» TASK STATEMENT
Among the entries below, find the lines with "quam" and copy them.

» ITEMS

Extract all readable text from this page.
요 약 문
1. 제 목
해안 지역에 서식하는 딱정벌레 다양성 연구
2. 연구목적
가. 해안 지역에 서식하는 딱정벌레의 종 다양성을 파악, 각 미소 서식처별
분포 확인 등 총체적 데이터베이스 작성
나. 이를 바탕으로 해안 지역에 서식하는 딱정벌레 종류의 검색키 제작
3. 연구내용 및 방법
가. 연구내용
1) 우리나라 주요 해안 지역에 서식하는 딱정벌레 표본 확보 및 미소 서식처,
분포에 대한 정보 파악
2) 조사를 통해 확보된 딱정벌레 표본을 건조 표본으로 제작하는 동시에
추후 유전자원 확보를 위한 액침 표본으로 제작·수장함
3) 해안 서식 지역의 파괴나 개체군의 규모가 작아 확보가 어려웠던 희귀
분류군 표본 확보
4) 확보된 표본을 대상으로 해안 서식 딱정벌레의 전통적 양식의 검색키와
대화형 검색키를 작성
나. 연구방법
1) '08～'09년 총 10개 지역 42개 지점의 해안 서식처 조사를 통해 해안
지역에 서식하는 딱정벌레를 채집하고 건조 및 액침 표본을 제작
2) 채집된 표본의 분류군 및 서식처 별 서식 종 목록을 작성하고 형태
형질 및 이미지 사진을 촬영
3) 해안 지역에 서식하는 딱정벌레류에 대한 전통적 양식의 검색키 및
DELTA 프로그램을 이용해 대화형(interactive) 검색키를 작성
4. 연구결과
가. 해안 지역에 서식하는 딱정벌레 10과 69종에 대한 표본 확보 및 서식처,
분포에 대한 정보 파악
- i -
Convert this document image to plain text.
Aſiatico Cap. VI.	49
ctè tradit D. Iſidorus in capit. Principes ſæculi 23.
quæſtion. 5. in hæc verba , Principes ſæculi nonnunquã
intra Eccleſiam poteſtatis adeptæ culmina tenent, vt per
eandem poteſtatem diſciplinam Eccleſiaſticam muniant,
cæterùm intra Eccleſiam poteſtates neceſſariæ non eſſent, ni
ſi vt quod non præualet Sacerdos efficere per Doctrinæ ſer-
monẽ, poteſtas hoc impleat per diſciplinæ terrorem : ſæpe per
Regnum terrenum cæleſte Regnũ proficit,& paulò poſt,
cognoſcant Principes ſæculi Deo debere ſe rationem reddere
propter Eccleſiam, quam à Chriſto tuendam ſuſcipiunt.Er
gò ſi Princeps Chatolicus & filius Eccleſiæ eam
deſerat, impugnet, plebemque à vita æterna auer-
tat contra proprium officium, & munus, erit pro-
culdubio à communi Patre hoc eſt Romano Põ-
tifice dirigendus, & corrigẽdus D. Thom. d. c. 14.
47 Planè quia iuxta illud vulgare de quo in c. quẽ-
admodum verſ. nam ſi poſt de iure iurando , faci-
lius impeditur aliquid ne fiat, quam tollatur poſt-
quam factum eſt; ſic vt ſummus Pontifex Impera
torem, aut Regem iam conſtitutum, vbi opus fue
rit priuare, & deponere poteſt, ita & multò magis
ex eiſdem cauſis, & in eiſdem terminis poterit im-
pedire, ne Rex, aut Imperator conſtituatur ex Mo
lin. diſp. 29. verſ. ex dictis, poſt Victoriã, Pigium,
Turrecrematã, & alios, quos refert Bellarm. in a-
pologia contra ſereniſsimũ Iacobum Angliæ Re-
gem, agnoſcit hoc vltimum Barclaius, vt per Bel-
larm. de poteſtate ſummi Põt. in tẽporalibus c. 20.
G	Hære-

» TASK SOLUTION
propter Eccleſiam, quam à Chriſto tuendam ſuſcipiunt.Er
lius impeditur aliquid ne fiat, quam tollatur poſt-
quam factum eſt; ſic vt ſummus Pontifex Impera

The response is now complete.